## WORK TO COMPLETE
In your copy, repeat the records exactly and leave out the pictures.

## DATA TO PROCESS
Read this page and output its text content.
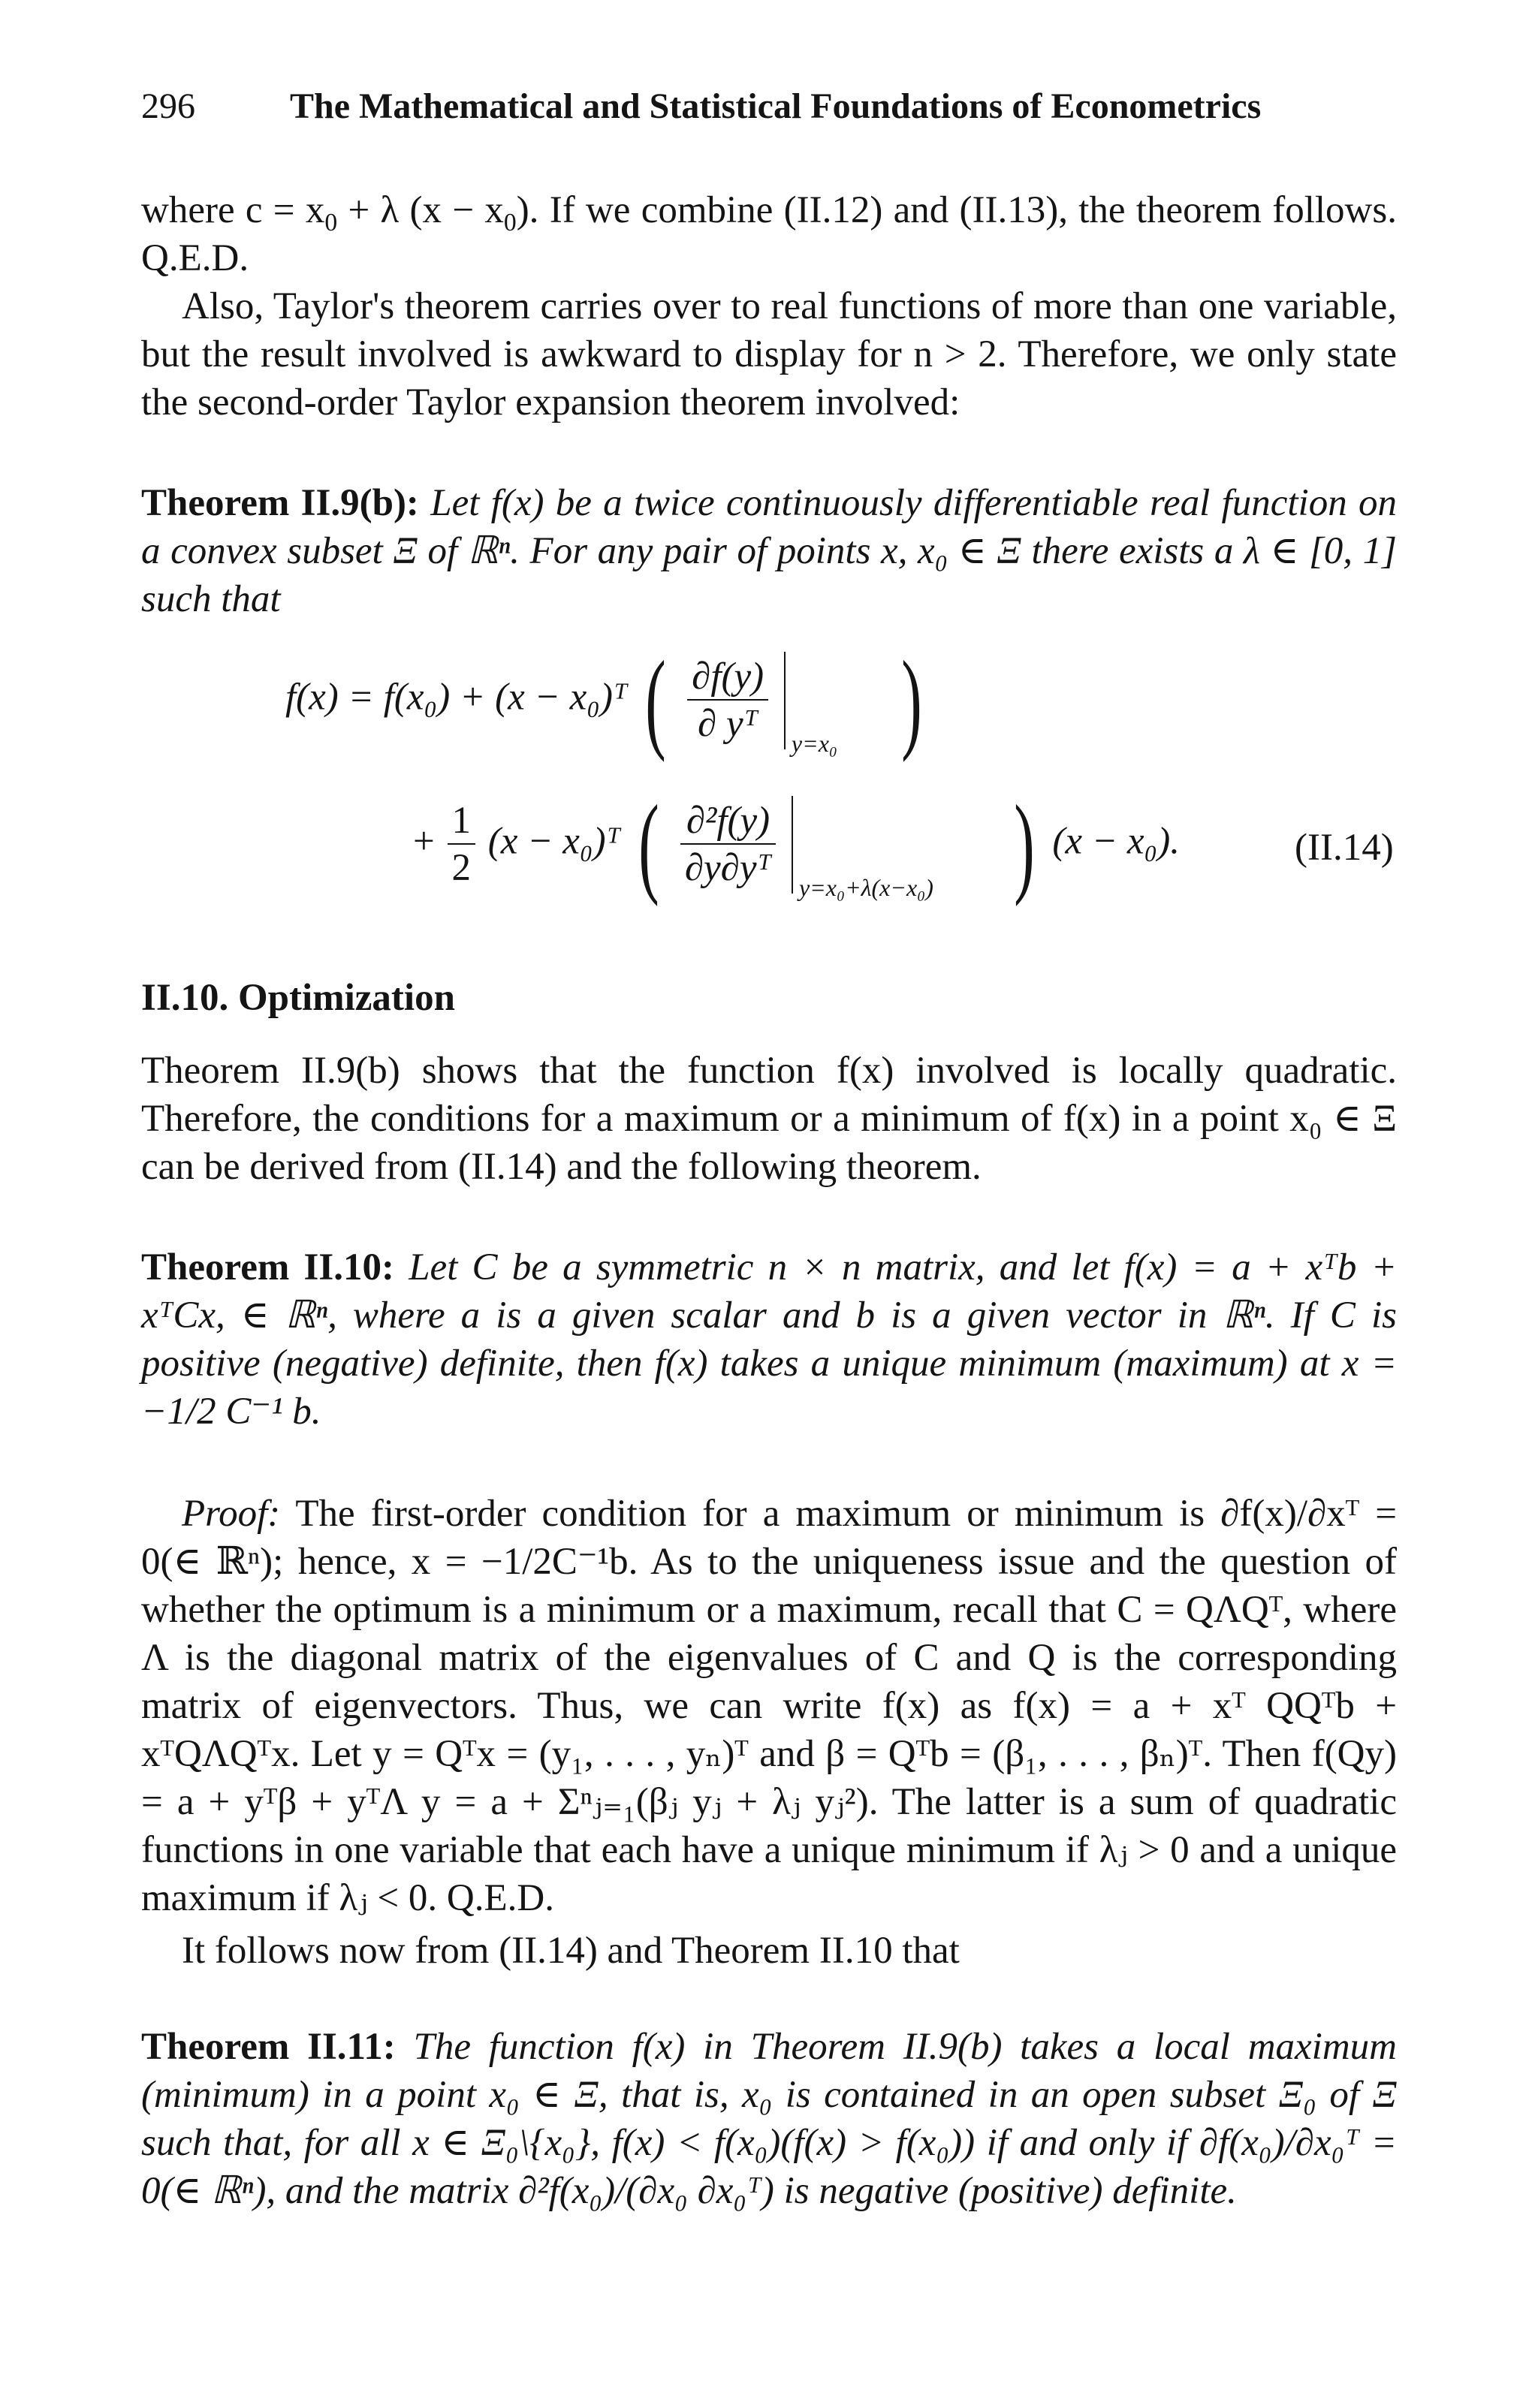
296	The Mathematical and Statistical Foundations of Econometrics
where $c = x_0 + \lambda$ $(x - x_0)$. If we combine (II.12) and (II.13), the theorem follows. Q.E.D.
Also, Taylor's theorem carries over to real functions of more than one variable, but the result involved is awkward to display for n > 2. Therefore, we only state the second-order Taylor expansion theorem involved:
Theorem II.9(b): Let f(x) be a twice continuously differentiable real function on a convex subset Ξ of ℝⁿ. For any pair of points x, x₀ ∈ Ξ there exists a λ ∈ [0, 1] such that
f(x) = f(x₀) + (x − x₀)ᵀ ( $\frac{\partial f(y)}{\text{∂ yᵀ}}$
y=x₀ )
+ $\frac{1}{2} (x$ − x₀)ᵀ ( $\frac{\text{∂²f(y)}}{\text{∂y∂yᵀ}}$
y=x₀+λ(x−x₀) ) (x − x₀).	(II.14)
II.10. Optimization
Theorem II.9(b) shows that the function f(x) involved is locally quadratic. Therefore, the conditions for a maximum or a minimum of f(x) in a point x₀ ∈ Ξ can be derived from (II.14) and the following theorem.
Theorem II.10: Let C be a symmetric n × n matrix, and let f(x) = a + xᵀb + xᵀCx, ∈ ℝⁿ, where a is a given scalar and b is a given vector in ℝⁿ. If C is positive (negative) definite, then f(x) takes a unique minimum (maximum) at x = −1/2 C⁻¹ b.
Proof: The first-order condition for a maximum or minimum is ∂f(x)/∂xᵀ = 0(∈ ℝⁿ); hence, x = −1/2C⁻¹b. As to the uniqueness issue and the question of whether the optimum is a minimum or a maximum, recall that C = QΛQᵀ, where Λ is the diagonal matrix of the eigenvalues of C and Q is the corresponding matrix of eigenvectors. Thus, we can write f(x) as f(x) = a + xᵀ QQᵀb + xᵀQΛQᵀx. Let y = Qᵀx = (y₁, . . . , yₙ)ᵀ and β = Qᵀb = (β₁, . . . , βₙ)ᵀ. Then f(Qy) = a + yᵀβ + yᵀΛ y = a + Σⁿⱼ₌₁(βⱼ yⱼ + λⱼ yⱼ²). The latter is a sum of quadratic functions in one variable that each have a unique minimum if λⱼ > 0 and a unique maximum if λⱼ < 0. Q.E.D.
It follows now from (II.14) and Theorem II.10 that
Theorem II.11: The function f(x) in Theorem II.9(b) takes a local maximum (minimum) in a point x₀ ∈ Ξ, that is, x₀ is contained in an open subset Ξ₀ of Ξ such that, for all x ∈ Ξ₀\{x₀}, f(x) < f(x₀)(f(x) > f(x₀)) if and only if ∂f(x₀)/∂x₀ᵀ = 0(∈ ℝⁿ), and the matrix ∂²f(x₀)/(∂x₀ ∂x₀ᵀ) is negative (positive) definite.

## CORRECT OUTPUT
Read this page and output its text content.
296	The Mathematical and Statistical Foundations of Econometrics
where $c = x_0 + \lambda$ $(x - x_0)$. If we combine (II.12) and (II.13), the theorem follows. Q.E.D.
Also, Taylor's theorem carries over to real functions of more than one variable, but the result involved is awkward to display for n > 2. Therefore, we only state the second-order Taylor expansion theorem involved:
Theorem II.9(b): Let f(x) be a twice continuously differentiable real function on a convex subset Ξ of ℝⁿ. For any pair of points x, x₀ ∈ Ξ there exists a λ ∈ [0, 1] such that
f(x) = f(x₀) + (x − x₀)ᵀ ( $\frac{\partial f(y)}{\text{∂ yᵀ}}$
y=x₀ )
+ $\frac{1}{2} (x$ − x₀)ᵀ ( $\frac{\text{∂²f(y)}}{\text{∂y∂yᵀ}}$
y=x₀+λ(x−x₀) ) (x − x₀).	(II.14)
II.10. Optimization
Theorem II.9(b) shows that the function f(x) involved is locally quadratic. Therefore, the conditions for a maximum or a minimum of f(x) in a point x₀ ∈ Ξ can be derived from (II.14) and the following theorem.
Theorem II.10: Let C be a symmetric n × n matrix, and let f(x) = a + xᵀb + xᵀCx, ∈ ℝⁿ, where a is a given scalar and b is a given vector in ℝⁿ. If C is positive (negative) definite, then f(x) takes a unique minimum (maximum) at x = −1/2 C⁻¹ b.
Proof: The first-order condition for a maximum or minimum is ∂f(x)/∂xᵀ = 0(∈ ℝⁿ); hence, x = −1/2C⁻¹b. As to the uniqueness issue and the question of whether the optimum is a minimum or a maximum, recall that C = QΛQᵀ, where Λ is the diagonal matrix of the eigenvalues of C and Q is the corresponding matrix of eigenvectors. Thus, we can write f(x) as f(x) = a + xᵀ QQᵀb + xᵀQΛQᵀx. Let y = Qᵀx = (y₁, . . . , yₙ)ᵀ and β = Qᵀb = (β₁, . . . , βₙ)ᵀ. Then f(Qy) = a + yᵀβ + yᵀΛ y = a + Σⁿⱼ₌₁(βⱼ yⱼ + λⱼ yⱼ²). The latter is a sum of quadratic functions in one variable that each have a unique minimum if λⱼ > 0 and a unique maximum if λⱼ < 0. Q.E.D.
It follows now from (II.14) and Theorem II.10 that
Theorem II.11: The function f(x) in Theorem II.9(b) takes a local maximum (minimum) in a point x₀ ∈ Ξ, that is, x₀ is contained in an open subset Ξ₀ of Ξ such that, for all x ∈ Ξ₀\{x₀}, f(x) < f(x₀)(f(x) > f(x₀)) if and only if ∂f(x₀)/∂x₀ᵀ = 0(∈ ℝⁿ), and the matrix ∂²f(x₀)/(∂x₀ ∂x₀ᵀ) is negative (positive) definite.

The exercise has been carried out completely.